PROMPT:
Give only the number of lines in the records that include the string "hold".

::: DATA LISTING

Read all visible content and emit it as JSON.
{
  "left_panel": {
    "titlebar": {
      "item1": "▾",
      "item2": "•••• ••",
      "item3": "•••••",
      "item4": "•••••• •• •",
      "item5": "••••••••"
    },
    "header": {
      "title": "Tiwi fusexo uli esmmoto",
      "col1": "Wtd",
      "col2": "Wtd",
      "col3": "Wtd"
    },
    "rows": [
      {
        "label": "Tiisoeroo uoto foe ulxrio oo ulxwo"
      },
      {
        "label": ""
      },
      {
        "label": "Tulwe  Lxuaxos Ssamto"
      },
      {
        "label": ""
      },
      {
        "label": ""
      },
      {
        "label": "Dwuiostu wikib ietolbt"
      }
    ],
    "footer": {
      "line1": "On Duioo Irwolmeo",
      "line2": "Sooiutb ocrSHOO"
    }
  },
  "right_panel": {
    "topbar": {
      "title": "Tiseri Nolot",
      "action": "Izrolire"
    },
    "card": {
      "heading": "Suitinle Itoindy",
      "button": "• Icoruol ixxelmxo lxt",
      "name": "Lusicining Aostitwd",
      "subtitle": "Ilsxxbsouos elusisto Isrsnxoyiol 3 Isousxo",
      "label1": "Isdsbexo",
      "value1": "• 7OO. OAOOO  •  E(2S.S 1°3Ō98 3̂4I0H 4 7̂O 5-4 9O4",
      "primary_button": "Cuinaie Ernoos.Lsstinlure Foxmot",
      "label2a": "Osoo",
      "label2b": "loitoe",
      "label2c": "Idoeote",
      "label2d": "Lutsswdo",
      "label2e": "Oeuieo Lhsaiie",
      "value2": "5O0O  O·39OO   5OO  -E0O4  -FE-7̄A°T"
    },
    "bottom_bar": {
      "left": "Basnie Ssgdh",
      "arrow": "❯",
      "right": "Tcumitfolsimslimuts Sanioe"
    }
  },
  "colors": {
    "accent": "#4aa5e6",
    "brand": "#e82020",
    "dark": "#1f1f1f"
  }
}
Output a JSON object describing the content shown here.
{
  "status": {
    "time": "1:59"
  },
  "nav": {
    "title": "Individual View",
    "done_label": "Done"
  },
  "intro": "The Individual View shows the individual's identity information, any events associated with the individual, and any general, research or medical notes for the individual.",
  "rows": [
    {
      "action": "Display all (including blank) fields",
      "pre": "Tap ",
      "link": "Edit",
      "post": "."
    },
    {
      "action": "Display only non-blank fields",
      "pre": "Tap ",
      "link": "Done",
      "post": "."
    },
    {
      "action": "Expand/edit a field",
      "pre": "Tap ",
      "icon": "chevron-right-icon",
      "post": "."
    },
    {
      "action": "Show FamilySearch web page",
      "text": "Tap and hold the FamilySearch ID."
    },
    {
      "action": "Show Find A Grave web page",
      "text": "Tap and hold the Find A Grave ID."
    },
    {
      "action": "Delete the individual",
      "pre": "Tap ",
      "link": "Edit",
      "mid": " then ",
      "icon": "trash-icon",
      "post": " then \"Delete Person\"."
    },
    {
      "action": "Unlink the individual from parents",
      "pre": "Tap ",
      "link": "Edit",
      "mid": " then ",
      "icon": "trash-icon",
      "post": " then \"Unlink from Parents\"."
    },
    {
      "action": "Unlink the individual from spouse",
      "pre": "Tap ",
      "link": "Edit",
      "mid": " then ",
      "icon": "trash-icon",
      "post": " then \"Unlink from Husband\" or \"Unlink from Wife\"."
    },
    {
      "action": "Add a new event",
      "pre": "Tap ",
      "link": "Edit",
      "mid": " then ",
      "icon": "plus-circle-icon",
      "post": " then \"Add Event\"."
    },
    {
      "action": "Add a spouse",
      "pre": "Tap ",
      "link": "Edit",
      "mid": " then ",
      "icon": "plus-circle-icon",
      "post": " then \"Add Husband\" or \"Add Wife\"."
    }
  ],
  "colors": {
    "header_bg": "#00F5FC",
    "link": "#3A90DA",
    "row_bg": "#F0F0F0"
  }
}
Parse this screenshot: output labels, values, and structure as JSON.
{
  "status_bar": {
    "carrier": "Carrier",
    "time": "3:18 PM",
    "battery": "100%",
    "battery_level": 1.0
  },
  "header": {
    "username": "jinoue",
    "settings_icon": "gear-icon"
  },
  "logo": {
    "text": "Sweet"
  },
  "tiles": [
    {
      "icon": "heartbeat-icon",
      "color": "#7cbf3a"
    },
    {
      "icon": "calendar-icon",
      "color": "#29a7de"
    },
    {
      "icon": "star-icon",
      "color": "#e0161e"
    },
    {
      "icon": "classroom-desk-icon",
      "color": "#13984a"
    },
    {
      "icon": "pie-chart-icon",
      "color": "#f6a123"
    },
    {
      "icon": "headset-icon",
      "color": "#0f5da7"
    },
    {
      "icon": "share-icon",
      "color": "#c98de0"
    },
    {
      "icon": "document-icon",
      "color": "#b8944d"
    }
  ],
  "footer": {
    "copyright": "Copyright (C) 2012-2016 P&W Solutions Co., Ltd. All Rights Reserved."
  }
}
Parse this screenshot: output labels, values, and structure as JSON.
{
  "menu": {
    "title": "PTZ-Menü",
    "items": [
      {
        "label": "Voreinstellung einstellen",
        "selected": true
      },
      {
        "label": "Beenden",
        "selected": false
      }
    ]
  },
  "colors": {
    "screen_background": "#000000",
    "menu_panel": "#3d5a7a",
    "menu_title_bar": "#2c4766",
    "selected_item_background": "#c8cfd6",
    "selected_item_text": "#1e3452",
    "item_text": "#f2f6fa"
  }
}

::::::

WRITTEN SOLUTION:
2